=== Exercise task ===
Filter the lines below, copying only those with the string "text".

=== Supplied data ===
#####

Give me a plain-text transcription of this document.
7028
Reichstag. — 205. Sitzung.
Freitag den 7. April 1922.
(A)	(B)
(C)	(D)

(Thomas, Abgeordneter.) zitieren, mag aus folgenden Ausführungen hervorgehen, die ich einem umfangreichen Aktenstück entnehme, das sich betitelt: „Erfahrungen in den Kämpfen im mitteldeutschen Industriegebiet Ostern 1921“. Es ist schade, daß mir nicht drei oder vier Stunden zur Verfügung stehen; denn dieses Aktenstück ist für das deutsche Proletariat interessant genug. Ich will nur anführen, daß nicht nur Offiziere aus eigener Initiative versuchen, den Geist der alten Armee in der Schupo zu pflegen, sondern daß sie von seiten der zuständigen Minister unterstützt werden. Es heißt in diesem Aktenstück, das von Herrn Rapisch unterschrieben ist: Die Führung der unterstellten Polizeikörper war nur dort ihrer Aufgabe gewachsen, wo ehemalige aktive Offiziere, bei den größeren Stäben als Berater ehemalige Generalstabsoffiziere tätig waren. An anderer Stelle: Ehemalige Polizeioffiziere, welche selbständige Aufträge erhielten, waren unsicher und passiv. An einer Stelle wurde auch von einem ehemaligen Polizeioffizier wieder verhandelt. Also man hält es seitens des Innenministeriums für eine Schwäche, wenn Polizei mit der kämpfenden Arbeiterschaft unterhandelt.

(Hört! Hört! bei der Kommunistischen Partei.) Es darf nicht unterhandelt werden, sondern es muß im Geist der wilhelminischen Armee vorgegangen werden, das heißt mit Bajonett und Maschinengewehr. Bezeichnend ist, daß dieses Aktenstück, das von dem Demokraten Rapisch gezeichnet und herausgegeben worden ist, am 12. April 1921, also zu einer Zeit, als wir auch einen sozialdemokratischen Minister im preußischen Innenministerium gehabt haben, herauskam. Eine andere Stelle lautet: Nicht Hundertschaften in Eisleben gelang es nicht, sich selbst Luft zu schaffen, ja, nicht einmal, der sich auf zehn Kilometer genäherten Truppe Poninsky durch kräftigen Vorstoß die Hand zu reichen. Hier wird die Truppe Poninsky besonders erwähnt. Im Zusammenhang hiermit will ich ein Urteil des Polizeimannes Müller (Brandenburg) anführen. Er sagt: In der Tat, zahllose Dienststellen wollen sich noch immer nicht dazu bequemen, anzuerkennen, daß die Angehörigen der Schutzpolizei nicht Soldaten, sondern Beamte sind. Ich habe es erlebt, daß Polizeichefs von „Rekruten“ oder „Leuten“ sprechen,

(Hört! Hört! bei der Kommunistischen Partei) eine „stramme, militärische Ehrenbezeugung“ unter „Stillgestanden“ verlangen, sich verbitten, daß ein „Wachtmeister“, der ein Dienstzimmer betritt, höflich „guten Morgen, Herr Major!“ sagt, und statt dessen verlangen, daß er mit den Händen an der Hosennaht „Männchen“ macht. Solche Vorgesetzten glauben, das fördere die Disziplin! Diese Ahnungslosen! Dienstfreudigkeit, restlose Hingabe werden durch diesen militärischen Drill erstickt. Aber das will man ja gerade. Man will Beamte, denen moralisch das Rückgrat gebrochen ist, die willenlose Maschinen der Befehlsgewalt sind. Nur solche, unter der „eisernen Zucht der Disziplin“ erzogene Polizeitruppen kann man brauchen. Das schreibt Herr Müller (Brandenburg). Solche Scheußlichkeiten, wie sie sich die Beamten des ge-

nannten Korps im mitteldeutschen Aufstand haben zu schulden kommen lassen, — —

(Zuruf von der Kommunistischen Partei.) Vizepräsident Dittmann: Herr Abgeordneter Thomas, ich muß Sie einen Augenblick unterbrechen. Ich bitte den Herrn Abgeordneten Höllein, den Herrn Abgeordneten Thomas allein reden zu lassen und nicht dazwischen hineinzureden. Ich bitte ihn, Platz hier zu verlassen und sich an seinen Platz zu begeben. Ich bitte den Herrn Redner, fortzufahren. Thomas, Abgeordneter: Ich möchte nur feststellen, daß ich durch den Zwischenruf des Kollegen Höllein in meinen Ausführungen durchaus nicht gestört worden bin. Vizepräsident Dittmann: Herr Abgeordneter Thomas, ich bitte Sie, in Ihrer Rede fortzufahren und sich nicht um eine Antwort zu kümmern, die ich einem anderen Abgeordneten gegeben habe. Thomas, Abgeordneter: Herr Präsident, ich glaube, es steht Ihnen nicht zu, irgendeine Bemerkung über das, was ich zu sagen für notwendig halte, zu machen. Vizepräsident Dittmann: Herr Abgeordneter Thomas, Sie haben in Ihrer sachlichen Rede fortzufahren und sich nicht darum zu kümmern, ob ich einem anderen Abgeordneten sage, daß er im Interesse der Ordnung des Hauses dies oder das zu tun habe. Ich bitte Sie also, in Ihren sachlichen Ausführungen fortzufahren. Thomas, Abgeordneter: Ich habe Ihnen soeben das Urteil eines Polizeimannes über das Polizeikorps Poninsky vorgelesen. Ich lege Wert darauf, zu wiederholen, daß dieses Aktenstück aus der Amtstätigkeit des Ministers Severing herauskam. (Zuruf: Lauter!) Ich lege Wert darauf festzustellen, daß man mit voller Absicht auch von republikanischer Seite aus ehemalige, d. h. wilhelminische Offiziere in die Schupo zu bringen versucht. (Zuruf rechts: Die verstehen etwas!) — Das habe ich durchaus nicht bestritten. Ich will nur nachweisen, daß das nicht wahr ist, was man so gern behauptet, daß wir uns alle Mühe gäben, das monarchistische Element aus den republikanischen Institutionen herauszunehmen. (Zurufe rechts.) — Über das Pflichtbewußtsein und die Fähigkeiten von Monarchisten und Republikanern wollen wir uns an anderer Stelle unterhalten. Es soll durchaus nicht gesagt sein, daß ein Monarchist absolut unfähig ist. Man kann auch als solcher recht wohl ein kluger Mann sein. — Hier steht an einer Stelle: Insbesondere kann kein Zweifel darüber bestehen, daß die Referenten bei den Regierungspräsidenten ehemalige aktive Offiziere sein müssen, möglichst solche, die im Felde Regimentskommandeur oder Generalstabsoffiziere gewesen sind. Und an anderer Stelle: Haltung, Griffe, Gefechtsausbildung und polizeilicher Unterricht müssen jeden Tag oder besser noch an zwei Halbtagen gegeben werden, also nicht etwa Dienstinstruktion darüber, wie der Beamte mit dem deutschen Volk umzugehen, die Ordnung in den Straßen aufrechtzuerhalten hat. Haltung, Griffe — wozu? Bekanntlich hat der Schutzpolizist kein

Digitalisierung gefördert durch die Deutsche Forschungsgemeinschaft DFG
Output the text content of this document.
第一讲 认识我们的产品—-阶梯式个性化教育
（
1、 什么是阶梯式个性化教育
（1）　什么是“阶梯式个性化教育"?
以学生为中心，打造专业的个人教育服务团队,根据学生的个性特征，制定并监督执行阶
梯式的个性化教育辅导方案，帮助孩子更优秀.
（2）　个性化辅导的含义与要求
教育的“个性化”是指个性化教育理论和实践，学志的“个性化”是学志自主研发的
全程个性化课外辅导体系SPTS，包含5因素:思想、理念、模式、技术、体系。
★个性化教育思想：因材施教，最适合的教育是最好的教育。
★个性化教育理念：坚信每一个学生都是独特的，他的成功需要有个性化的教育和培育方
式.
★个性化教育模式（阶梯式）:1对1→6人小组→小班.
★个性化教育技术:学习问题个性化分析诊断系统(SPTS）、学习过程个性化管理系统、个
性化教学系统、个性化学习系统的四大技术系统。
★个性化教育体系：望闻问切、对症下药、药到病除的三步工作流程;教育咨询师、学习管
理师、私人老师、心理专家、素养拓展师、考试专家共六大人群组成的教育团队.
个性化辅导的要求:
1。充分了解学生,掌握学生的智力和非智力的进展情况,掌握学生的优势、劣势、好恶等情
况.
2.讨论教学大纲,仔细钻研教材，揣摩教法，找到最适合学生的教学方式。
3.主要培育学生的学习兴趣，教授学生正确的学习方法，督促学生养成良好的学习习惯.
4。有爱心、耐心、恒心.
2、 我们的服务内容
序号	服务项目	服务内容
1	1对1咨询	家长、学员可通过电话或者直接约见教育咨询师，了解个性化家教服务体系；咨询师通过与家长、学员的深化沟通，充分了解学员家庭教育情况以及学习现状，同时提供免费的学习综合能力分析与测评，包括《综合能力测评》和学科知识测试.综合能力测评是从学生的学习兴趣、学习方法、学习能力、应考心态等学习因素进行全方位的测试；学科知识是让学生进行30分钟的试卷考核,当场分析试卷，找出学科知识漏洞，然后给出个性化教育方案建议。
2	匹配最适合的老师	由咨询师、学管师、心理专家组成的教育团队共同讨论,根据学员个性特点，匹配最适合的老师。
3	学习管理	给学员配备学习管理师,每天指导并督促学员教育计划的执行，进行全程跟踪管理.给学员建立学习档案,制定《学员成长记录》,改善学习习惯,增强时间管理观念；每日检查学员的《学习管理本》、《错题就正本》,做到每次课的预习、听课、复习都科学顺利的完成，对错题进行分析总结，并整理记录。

#####

=== Final result ===
Give me a plain-text transcription of this document.
Output the text content of this document.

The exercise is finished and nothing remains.